** Given task **
Gather all lines from the material that contain the word "Pixel".

** Stored rows **
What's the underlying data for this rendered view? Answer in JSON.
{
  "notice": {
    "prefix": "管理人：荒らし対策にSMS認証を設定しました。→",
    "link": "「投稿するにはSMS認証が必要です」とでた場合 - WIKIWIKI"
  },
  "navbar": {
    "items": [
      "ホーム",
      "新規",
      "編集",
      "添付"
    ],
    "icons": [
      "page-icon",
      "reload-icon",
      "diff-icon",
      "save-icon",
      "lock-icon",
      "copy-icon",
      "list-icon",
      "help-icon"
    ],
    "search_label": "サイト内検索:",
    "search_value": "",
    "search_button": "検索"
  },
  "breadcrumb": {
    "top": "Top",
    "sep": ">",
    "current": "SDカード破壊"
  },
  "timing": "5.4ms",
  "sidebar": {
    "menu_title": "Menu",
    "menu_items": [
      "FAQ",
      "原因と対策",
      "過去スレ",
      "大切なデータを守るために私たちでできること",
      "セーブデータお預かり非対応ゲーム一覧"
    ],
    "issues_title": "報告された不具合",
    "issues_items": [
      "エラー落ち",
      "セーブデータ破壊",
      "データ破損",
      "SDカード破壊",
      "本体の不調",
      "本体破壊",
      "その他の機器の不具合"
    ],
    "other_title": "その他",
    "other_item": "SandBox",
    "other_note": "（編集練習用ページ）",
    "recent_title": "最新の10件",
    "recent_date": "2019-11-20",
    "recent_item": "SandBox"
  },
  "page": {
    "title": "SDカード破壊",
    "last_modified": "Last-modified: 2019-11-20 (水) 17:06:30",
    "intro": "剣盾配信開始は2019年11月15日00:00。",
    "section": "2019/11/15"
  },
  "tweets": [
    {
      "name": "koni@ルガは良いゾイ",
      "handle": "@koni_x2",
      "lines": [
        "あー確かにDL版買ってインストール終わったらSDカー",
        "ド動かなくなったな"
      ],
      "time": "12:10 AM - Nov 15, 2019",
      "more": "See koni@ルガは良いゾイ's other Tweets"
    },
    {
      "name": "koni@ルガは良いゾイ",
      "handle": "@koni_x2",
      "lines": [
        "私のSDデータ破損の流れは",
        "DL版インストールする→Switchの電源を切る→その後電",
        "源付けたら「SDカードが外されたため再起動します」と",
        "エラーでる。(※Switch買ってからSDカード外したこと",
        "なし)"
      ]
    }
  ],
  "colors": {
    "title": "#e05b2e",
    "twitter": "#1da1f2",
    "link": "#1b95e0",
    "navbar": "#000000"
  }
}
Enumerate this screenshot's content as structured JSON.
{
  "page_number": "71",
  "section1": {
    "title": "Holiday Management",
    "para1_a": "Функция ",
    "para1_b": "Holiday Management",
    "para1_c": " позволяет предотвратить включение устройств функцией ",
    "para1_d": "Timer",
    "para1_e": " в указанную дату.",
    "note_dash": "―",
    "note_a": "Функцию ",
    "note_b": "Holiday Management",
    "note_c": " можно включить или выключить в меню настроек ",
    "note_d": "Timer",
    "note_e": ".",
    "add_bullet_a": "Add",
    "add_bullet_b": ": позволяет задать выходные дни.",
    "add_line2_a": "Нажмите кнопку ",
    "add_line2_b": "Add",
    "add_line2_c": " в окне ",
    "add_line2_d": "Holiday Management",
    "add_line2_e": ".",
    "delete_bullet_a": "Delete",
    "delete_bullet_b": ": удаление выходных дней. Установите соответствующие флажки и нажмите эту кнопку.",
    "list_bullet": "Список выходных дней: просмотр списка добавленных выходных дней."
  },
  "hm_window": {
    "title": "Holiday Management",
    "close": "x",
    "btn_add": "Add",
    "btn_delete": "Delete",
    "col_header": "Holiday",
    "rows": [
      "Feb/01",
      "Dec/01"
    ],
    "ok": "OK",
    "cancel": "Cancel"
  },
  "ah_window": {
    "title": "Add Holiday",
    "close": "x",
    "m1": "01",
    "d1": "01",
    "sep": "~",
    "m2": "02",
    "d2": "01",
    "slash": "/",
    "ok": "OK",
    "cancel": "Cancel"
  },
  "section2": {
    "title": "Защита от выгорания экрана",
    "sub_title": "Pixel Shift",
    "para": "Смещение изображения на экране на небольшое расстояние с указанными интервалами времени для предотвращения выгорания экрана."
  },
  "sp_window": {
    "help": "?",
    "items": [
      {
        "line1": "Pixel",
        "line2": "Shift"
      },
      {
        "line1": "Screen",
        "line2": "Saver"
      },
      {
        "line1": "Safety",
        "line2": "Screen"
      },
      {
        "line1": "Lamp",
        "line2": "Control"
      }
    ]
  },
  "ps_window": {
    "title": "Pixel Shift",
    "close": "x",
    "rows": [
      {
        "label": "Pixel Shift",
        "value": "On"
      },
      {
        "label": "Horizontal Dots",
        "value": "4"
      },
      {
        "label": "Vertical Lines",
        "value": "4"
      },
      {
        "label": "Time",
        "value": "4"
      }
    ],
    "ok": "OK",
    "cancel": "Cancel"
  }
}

** Task solution **
    "sub_title": "Pixel Shift",
        "line1": "Pixel",
    "title": "Pixel Shift",
        "label": "Pixel Shift",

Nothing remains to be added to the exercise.